- [Material for this exercise]
#####
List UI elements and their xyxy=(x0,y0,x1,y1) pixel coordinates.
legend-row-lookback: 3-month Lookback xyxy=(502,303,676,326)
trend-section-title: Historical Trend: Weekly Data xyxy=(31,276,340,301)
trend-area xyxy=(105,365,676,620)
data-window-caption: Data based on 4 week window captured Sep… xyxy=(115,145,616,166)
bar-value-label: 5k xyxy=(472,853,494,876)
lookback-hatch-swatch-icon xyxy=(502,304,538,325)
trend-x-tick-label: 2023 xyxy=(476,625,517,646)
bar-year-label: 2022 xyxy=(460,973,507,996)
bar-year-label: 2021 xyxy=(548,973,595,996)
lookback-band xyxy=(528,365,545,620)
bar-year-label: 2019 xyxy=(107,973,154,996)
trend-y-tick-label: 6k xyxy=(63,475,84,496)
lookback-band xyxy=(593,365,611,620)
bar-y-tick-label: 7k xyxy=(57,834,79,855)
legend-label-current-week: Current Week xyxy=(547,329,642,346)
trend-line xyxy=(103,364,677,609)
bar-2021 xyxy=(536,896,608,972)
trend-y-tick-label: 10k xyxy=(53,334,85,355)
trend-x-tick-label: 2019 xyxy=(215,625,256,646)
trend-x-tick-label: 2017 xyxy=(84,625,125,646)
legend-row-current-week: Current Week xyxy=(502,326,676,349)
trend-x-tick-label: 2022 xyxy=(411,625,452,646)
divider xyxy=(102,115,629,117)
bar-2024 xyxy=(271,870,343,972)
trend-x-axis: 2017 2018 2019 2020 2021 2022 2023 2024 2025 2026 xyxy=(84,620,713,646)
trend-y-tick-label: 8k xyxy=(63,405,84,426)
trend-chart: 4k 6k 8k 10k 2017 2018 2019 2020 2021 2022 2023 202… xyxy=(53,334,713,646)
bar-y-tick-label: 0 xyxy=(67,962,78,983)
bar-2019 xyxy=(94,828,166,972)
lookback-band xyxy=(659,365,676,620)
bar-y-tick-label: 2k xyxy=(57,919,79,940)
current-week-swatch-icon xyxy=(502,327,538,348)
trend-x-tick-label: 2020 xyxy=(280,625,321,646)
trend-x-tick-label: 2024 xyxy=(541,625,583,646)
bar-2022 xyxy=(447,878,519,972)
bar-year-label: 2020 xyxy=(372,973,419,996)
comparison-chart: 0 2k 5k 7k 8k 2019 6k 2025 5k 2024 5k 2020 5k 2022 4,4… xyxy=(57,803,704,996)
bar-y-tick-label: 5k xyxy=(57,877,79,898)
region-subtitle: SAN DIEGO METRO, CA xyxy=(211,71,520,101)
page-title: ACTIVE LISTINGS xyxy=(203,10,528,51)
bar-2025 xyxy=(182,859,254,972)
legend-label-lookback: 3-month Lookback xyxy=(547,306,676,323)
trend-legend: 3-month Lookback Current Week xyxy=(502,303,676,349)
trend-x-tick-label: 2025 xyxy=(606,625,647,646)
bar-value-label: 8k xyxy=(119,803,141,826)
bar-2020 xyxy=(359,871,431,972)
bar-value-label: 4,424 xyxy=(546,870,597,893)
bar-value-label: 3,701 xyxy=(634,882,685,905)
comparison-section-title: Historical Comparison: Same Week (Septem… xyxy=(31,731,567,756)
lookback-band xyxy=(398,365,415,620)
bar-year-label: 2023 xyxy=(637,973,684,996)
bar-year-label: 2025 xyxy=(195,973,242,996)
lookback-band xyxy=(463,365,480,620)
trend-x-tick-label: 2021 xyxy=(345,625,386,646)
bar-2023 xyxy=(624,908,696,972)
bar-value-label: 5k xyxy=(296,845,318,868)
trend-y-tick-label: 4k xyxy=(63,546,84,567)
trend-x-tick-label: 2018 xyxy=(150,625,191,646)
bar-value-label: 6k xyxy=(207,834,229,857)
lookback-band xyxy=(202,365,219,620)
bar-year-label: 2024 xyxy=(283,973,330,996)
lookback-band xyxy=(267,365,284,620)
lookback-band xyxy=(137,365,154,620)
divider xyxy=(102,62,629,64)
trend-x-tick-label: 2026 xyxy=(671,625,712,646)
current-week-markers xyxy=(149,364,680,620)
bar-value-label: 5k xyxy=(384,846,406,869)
#####
- [Task goal] Please quote all of the entries above verbatim, line by line.

- [Task response]
List UI elements and their xyxy=(x0,y0,x1,y1) pixel coordinates.
legend-row-lookback: 3-month Lookback xyxy=(502,303,676,326)
trend-section-title: Historical Trend: Weekly Data xyxy=(31,276,340,301)
trend-area xyxy=(105,365,676,620)
data-window-caption: Data based on 4 week window captured Sep… xyxy=(115,145,616,166)
bar-value-label: 5k xyxy=(472,853,494,876)
lookback-hatch-swatch-icon xyxy=(502,304,538,325)
trend-x-tick-label: 2023 xyxy=(476,625,517,646)
bar-year-label: 2022 xyxy=(460,973,507,996)
bar-year-label: 2021 xyxy=(548,973,595,996)
lookback-band xyxy=(528,365,545,620)
bar-year-label: 2019 xyxy=(107,973,154,996)
trend-y-tick-label: 6k xyxy=(63,475,84,496)
lookback-band xyxy=(593,365,611,620)
bar-y-tick-label: 7k xyxy=(57,834,79,855)
legend-label-current-week: Current Week xyxy=(547,329,642,346)
trend-line xyxy=(103,364,677,609)
bar-2021 xyxy=(536,896,608,972)
trend-y-tick-label: 10k xyxy=(53,334,85,355)
trend-x-tick-label: 2019 xyxy=(215,625,256,646)
trend-x-tick-label: 2017 xyxy=(84,625,125,646)
legend-row-current-week: Current Week xyxy=(502,326,676,349)
trend-x-tick-label: 2022 xyxy=(411,625,452,646)
divider xyxy=(102,115,629,117)
bar-2024 xyxy=(271,870,343,972)
trend-x-axis: 2017 2018 2019 2020 2021 2022 2023 2024 2025 2026 xyxy=(84,620,713,646)
trend-y-tick-label: 8k xyxy=(63,405,84,426)
trend-chart: 4k 6k 8k 10k 2017 2018 2019 2020 2021 2022 2023 202… xyxy=(53,334,713,646)
bar-y-tick-label: 0 xyxy=(67,962,78,983)
bar-2019 xyxy=(94,828,166,972)
lookback-band xyxy=(659,365,676,620)
bar-y-tick-label: 2k xyxy=(57,919,79,940)
current-week-swatch-icon xyxy=(502,327,538,348)
trend-x-tick-label: 2020 xyxy=(280,625,321,646)
trend-x-tick-label: 2024 xyxy=(541,625,583,646)
bar-2022 xyxy=(447,878,519,972)
bar-year-label: 2020 xyxy=(372,973,419,996)
comparison-chart: 0 2k 5k 7k 8k 2019 6k 2025 5k 2024 5k 2020 5k 2022 4,4… xyxy=(57,803,704,996)
bar-y-tick-label: 5k xyxy=(57,877,79,898)
region-subtitle: SAN DIEGO METRO, CA xyxy=(211,71,520,101)
page-title: ACTIVE LISTINGS xyxy=(203,10,528,51)
bar-2025 xyxy=(182,859,254,972)
legend-label-lookback: 3-month Lookback xyxy=(547,306,676,323)
trend-legend: 3-month Lookback Current Week xyxy=(502,303,676,349)
trend-x-tick-label: 2025 xyxy=(606,625,647,646)
bar-value-label: 8k xyxy=(119,803,141,826)
bar-2020 xyxy=(359,871,431,972)
bar-value-label: 4,424 xyxy=(546,870,597,893)
bar-value-label: 3,701 xyxy=(634,882,685,905)
comparison-section-title: Historical Comparison: Same Week (Septem… xyxy=(31,731,567,756)
lookback-band xyxy=(398,365,415,620)
bar-year-label: 2023 xyxy=(637,973,684,996)
bar-year-label: 2025 xyxy=(195,973,242,996)
lookback-band xyxy=(463,365,480,620)
trend-x-tick-label: 2021 xyxy=(345,625,386,646)
bar-2023 xyxy=(624,908,696,972)
bar-value-label: 5k xyxy=(296,845,318,868)
trend-y-tick-label: 4k xyxy=(63,546,84,567)
trend-x-tick-label: 2018 xyxy=(150,625,191,646)
bar-value-label: 6k xyxy=(207,834,229,857)
lookback-band xyxy=(202,365,219,620)
bar-year-label: 2024 xyxy=(283,973,330,996)
lookback-band xyxy=(267,365,284,620)
lookback-band xyxy=(137,365,154,620)
divider xyxy=(102,62,629,64)
trend-x-tick-label: 2026 xyxy=(671,625,712,646)
current-week-markers xyxy=(149,364,680,620)
bar-value-label: 5k xyxy=(384,846,406,869)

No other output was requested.